_Task instructions_
How many lines of these entries hold the string "Saint"? Answer with the number alone.
---------- Material to process
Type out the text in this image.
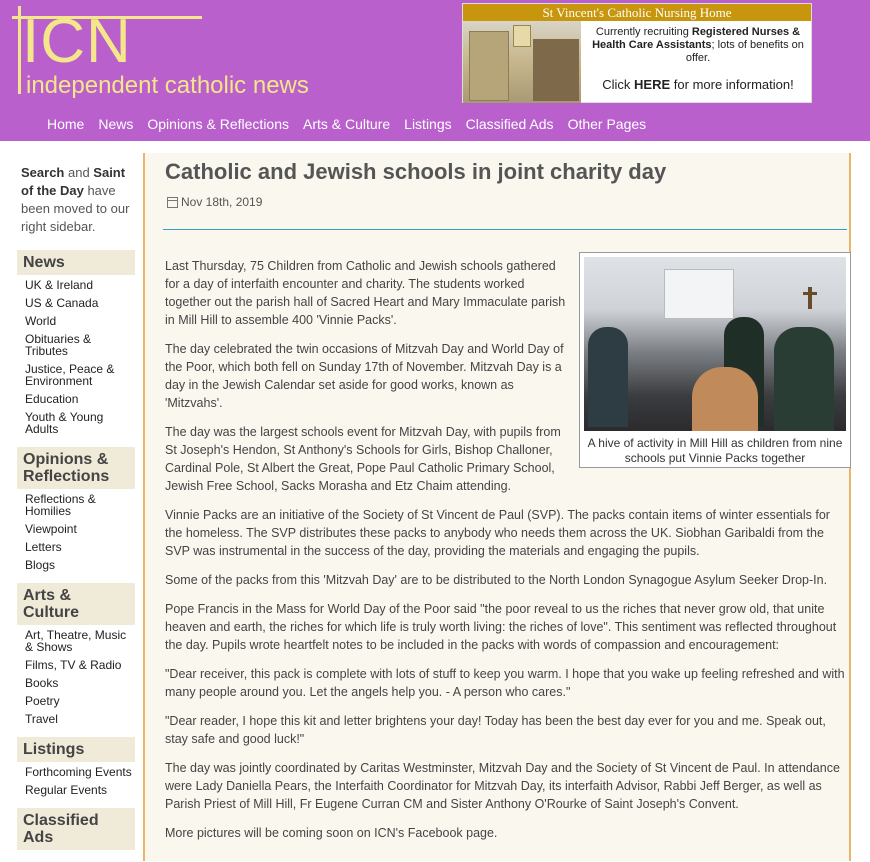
ICN
independent catholic news
St Vincent's Catholic Nursing Home
Currently recruiting Registered Nurses & Health Care Assistants; lots of benefits on offer.
Click HERE for more information!
Home	News	Opinions & Reflections	Arts & Culture	Listings	Classified Ads	Other Pages
Search and Saint of the Day have been moved to our right sidebar.
News
UK & Ireland
US & Canada
World
Obituaries & Tributes
Justice, Peace & Environment
Education
Youth & Young Adults
Opinions & Reflections
Reflections & Homilies
Viewpoint
Letters
Blogs
Arts & Culture
Art, Theatre, Music & Shows
Films, TV & Radio
Books
Poetry
Travel
Listings
Forthcoming Events
Regular Events
Classified Ads
Catholic and Jewish schools in joint charity day
Nov 18th, 2019
A hive of activity in Mill Hill as children from nine schools put Vinnie Packs together

Last Thursday, 75 Children from Catholic and Jewish schools gathered for a day of interfaith encounter and charity. The students worked together out the parish hall of Sacred Heart and Mary Immaculate parish in Mill Hill to assemble 400 'Vinnie Packs'.

The day celebrated the twin occasions of Mitzvah Day and World Day of the Poor, which both fell on Sunday 17th of November. Mitzvah Day is a day in the Jewish Calendar set aside for good works, known as 'Mitzvahs'.

The day was the largest schools event for Mitzvah Day, with pupils from St Joseph's Hendon, St Anthony's Schools for Girls, Bishop Challoner, Cardinal Pole, St Albert the Great, Pope Paul Catholic Primary School, Jewish Free School, Sacks Morasha and Etz Chaim attending.

Vinnie Packs are an initiative of the Society of St Vincent de Paul (SVP). The packs contain items of winter essentials for the homeless. The SVP distributes these packs to anybody who needs them across the UK. Siobhan Garibaldi from the SVP was instrumental in the success of the day, providing the materials and engaging the pupils.

Some of the packs from this 'Mitzvah Day' are to be distributed to the North London Synagogue Asylum Seeker Drop-In.

Pope Francis in the Mass for World Day of the Poor said "the poor reveal to us the riches that never grow old, that unite heaven and earth, the riches for which life is truly worth living: the riches of love". This sentiment was reflected throughout the day. Pupils wrote heartfelt notes to be included in the packs with words of compassion and encouragement:

"Dear receiver, this pack is complete with lots of stuff to keep you warm. I hope that you wake up feeling refreshed and with many people around you. Let the angels help you. - A person who cares."

"Dear reader, I hope this kit and letter brightens your day! Today has been the best day ever for you and me. Speak out, stay safe and good luck!"

The day was jointly coordinated by Caritas Westminster, Mitzvah Day and the Society of St Vincent de Paul. In attendance were Lady Daniella Pears, the Interfaith Coordinator for Mitzvah Day, its interfaith Advisor, Rabbi Jeff Berger, as well as Parish Priest of Mill Hill, Fr Eugene Curran CM and Sister Anthony O'Rourke of Saint Joseph's Convent.

More pictures will be coming soon on ICN's Facebook page.
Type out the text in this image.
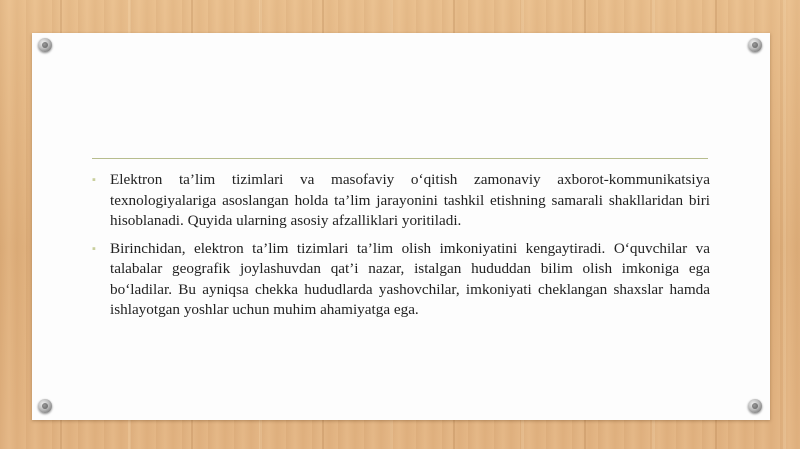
▪ Elektron ta’lim tizimlari va masofaviy oʻqitish zamonaviy axborot-kommunikatsiya texnologiyalariga asoslangan holda ta’lim jarayonini tashkil etishning samarali shakllaridan biri hisoblanadi. Quyida ularning asosiy afzalliklari yoritiladi.

▪ Birinchidan, elektron ta’lim tizimlari ta’lim olish imkoniyatini kengaytiradi. Oʻquvchilar va talabalar geografik joylashuvdan qat’i nazar, istalgan hududdan bilim olish imkoniga ega boʻladilar. Bu ayniqsa chekka hududlarda yashovchilar, imkoniyati cheklangan shaxslar hamda ishlayotgan yoshlar uchun muhim ahamiyatga ega.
--------------------
_Written solution_
2